> **PAGE TEXT**
┏━━

**CillianMacAodh**, and kindly contributed to R-bloggers)

It has been quite a while since I posted, but I haven’t been idle, I completed my PhD since the last post, and I’m due to graduate next Thursday. I am also delighted to have recently been added to R-bloggers.com so I’m keen to get back into it.

## A Lazy Function

I have already written 2 posts about writing functions, and I will try to diversify my content. That said, I won’t refrain from sharing something that has been helpful to me. The function(s) I describe in this post is an artefact left over from before I started using R Markdown. It is a product of its time but may still be of use to people who haven’t switched to R Markdown yet. It is lazy (and quite imperfect) solution to a tedious task.

### The Problem

At the time I wrote this function I was using R for my statistics and Libreoffice for writing. I would run a test in R and then write it up in Libreoffice. Each value that needed reporting had to be transferred from my R output to Libreoffice – and for each test there are a number of values that need reporting. Writing up these tests is pretty formulaic. There’s a set structure to the sentence, for example writing up a t-test with a significant result nearly always looks something like this:

An independent samples t-test revealed a significant difference in X between the Y sample, (*M* = [ ], *SD* = [ ]), and the Z sample, (*M* = [ ], SD = [ ]), *t*([df]) = [ ], *p* = [ ].

┗━━

> **SUPPLIED MATERIAL**
┏━━

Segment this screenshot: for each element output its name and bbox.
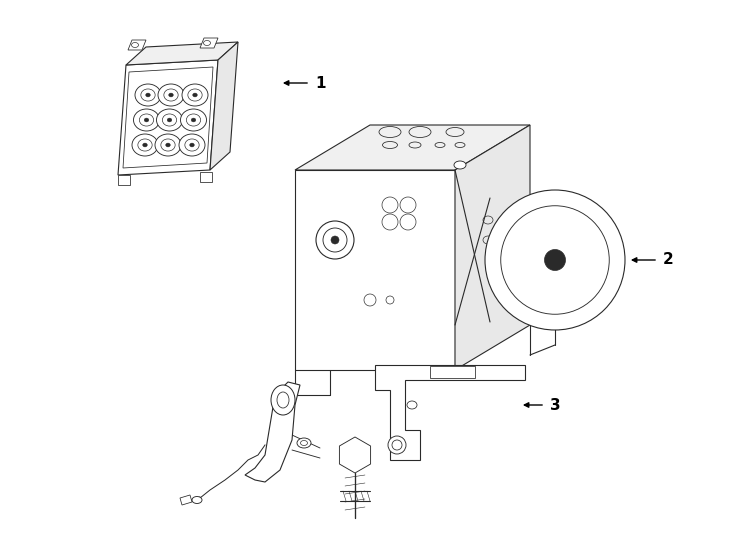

┗━━

> **CHALLENGES**
A. List every piece of software the blog post names for doing statistics or writing.
B. For each statement, say yes or no according to the blog post, and quote the words that decide it.
(i) The author has completed a PhD.
(ii) The author has already written three posts about writing functions.
(iii) The author wrote the function after starting to use R Markdown.
C. Reproduce the blog post from "It has been" up to and including "back into it.".

> **EXPECTED RESULTS**
A. R, R Markdown, Libreoffice

B.
(i) Yes: "I completed my PhD since the last post"
(ii) No: "I have already written 2 posts about writing functions"
(iii) No: "is an artefact left over from before I started using R Markdown"

C.
It has been quite a while since I posted, but I haven’t been idle, I completed my PhD since the last post, and I’m due to graduate next Thursday. I am also delighted to have recently been added to R-bloggers.com so I’m keen to get back into it.